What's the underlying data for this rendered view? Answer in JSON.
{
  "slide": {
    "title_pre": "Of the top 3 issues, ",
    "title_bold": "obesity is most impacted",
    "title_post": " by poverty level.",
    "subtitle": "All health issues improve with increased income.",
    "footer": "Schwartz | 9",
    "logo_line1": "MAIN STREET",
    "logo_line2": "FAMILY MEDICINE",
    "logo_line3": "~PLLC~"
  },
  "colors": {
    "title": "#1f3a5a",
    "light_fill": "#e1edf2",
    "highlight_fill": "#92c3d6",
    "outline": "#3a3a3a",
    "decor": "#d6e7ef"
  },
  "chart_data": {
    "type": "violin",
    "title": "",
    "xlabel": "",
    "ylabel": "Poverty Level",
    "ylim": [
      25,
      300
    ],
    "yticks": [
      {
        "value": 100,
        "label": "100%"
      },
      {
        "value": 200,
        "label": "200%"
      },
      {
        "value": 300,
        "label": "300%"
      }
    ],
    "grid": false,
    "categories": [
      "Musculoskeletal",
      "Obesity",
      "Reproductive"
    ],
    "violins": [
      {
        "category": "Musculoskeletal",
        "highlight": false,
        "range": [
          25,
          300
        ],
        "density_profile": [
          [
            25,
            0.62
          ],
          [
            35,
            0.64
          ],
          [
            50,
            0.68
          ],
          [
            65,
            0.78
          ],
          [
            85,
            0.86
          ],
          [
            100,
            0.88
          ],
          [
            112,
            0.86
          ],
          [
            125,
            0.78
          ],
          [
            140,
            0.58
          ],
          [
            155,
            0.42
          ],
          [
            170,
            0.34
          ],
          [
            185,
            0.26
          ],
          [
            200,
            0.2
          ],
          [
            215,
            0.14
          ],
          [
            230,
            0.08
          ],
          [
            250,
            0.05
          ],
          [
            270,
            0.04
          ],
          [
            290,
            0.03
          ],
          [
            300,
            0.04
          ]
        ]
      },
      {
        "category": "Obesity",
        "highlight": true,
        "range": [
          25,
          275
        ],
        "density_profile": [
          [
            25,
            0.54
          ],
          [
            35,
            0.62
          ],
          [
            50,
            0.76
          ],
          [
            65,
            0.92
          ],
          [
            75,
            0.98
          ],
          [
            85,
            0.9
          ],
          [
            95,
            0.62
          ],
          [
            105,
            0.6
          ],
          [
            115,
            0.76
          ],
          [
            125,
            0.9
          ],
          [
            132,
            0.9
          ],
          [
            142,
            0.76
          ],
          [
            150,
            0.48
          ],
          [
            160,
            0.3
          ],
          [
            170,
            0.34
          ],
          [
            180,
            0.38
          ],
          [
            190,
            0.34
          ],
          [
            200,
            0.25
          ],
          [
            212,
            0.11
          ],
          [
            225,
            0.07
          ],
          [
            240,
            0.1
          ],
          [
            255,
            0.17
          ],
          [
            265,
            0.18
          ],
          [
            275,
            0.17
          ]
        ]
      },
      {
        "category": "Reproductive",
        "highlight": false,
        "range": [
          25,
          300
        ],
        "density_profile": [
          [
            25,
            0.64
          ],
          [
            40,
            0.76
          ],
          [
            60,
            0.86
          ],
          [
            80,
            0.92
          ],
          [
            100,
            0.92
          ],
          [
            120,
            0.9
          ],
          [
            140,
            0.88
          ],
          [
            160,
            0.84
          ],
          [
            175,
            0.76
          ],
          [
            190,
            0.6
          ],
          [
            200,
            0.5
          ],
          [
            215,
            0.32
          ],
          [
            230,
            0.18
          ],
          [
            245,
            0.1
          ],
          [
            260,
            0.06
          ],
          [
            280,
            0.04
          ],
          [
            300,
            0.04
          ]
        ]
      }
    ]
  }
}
· · · · · · ·
**Required work**
Find the lines holding "category" and list every one.

**Completed task**
        "category": "Musculoskeletal",
        "category": "Obesity",
        "category": "Reproductive",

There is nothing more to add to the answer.